##### Dataset #####

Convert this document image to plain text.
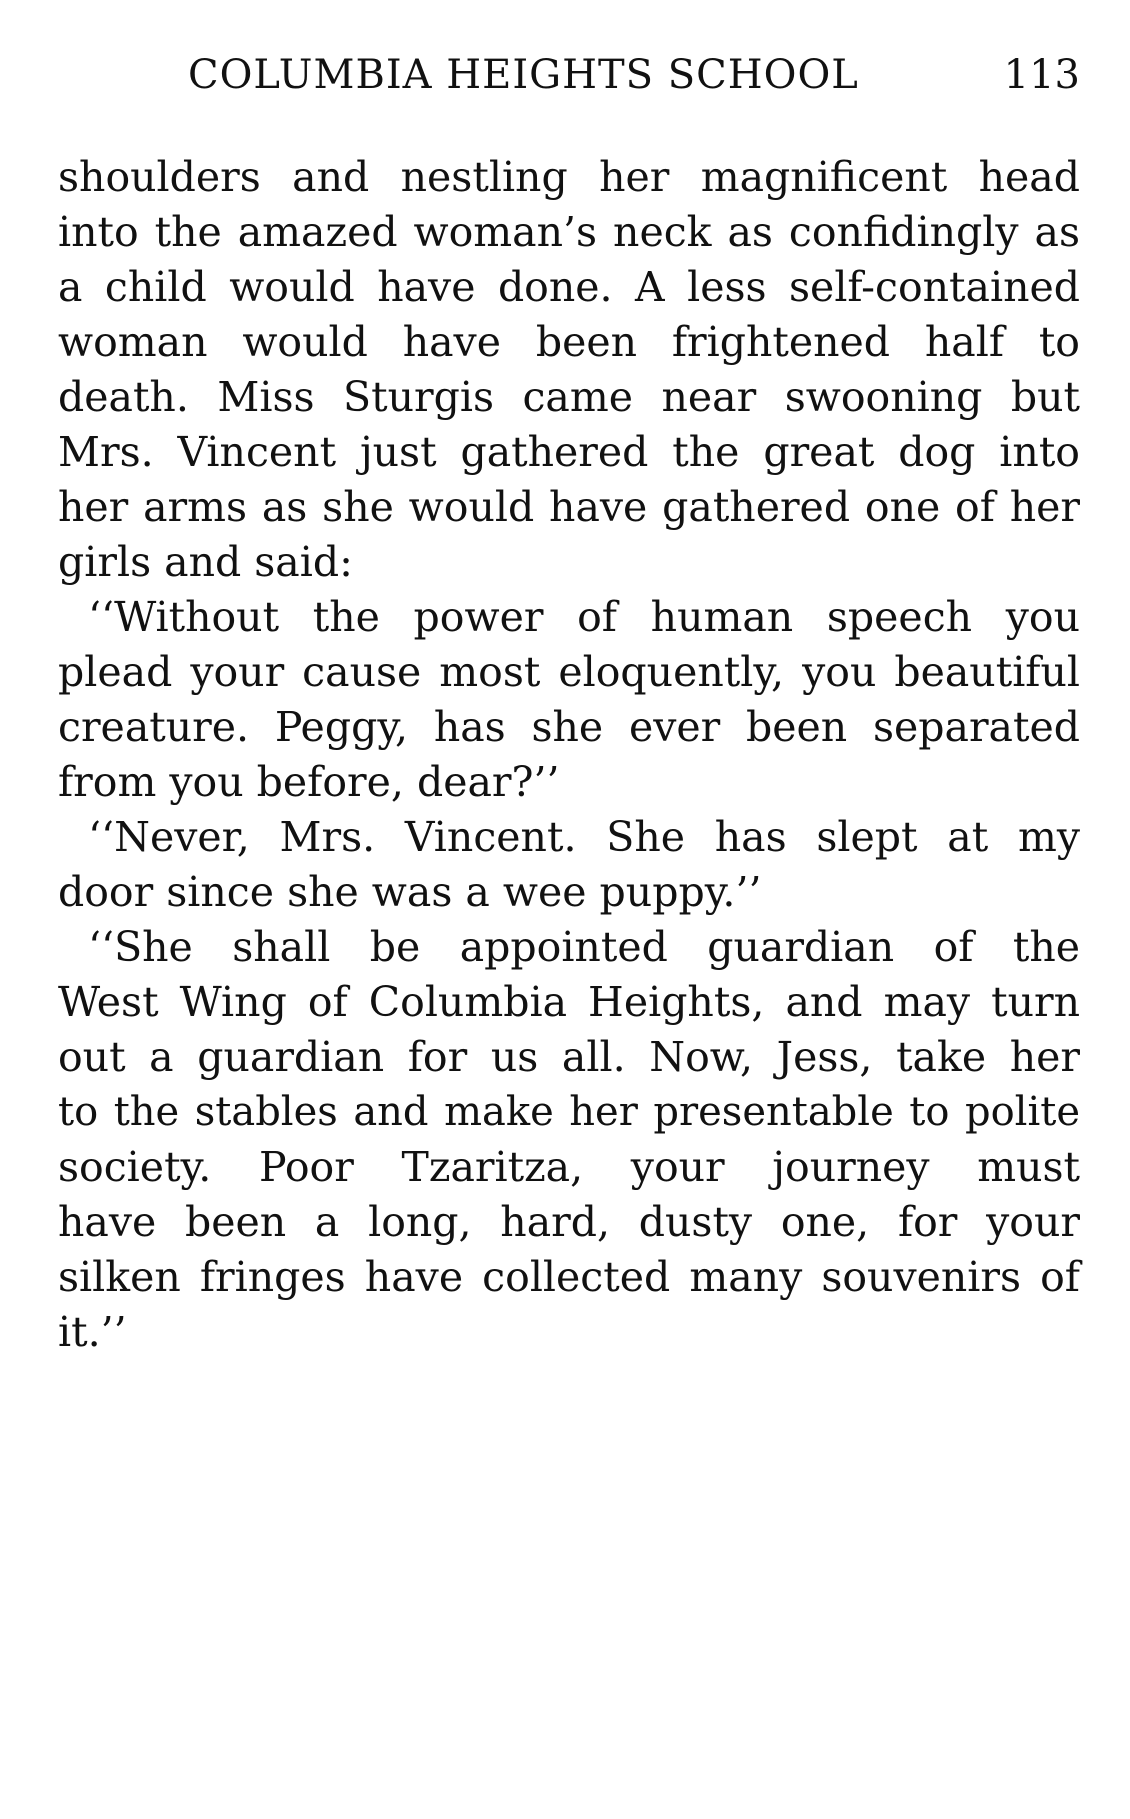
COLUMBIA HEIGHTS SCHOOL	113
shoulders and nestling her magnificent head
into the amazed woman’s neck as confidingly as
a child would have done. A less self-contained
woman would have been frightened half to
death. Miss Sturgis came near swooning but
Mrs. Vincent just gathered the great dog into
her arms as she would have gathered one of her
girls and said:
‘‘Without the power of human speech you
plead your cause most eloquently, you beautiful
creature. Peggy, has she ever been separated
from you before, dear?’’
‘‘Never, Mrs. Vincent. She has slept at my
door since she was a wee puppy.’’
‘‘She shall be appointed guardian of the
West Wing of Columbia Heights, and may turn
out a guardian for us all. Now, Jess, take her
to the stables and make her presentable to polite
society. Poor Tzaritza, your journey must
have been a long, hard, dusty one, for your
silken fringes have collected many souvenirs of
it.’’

#####

_Goal_
Look through the entries and find each line that has the string "your". Copy those lines.

_Response_
plead your cause most eloquently, you beautiful
society. Poor Tzaritza, your journey must
have been a long, hard, dusty one, for your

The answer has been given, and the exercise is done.